## Your objective:
Provide an exact reproduction of every entry.

+ + + + + + +

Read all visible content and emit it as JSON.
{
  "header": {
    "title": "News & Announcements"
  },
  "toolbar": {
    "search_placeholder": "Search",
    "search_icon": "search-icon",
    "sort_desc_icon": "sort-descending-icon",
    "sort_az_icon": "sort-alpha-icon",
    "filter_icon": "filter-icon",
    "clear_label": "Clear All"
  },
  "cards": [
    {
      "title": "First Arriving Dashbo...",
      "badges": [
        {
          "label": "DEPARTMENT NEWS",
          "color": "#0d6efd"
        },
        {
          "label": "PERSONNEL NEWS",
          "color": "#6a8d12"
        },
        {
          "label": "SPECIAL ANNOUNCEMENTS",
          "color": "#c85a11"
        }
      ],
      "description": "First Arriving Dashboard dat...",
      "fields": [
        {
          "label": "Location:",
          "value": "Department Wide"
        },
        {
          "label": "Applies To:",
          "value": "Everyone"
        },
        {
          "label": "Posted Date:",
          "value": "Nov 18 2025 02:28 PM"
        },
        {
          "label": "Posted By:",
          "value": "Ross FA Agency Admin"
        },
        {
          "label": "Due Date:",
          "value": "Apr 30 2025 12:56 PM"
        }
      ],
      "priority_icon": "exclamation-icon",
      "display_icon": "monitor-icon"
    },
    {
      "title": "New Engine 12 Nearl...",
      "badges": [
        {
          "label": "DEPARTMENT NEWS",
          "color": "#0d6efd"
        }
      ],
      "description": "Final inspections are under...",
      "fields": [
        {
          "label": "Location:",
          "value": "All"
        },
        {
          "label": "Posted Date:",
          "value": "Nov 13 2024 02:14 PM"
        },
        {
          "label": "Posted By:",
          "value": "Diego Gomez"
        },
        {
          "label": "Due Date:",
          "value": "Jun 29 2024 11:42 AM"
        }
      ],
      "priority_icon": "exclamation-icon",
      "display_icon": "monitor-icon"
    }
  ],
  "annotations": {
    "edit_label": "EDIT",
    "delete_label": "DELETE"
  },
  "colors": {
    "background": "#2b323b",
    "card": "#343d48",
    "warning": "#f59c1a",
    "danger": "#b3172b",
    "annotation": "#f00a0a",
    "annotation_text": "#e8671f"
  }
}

+ + + + + + +

## Solution below:
Read all visible content and emit it as JSON.
{
  "header": {
    "title": "News & Announcements"
  },
  "toolbar": {
    "search_placeholder": "Search",
    "search_icon": "search-icon",
    "sort_desc_icon": "sort-descending-icon",
    "sort_az_icon": "sort-alpha-icon",
    "filter_icon": "filter-icon",
    "clear_label": "Clear All"
  },
  "cards": [
    {
      "title": "First Arriving Dashbo...",
      "badges": [
        {
          "label": "DEPARTMENT NEWS",
          "color": "#0d6efd"
        },
        {
          "label": "PERSONNEL NEWS",
          "color": "#6a8d12"
        },
        {
          "label": "SPECIAL ANNOUNCEMENTS",
          "color": "#c85a11"
        }
      ],
      "description": "First Arriving Dashboard dat...",
      "fields": [
        {
          "label": "Location:",
          "value": "Department Wide"
        },
        {
          "label": "Applies To:",
          "value": "Everyone"
        },
        {
          "label": "Posted Date:",
          "value": "Nov 18 2025 02:28 PM"
        },
        {
          "label": "Posted By:",
          "value": "Ross FA Agency Admin"
        },
        {
          "label": "Due Date:",
          "value": "Apr 30 2025 12:56 PM"
        }
      ],
      "priority_icon": "exclamation-icon",
      "display_icon": "monitor-icon"
    },
    {
      "title": "New Engine 12 Nearl...",
      "badges": [
        {
          "label": "DEPARTMENT NEWS",
          "color": "#0d6efd"
        }
      ],
      "description": "Final inspections are under...",
      "fields": [
        {
          "label": "Location:",
          "value": "All"
        },
        {
          "label": "Posted Date:",
          "value": "Nov 13 2024 02:14 PM"
        },
        {
          "label": "Posted By:",
          "value": "Diego Gomez"
        },
        {
          "label": "Due Date:",
          "value": "Jun 29 2024 11:42 AM"
        }
      ],
      "priority_icon": "exclamation-icon",
      "display_icon": "monitor-icon"
    }
  ],
  "annotations": {
    "edit_label": "EDIT",
    "delete_label": "DELETE"
  },
  "colors": {
    "background": "#2b323b",
    "card": "#343d48",
    "warning": "#f59c1a",
    "danger": "#b3172b",
    "annotation": "#f00a0a",
    "annotation_text": "#e8671f"
  }
}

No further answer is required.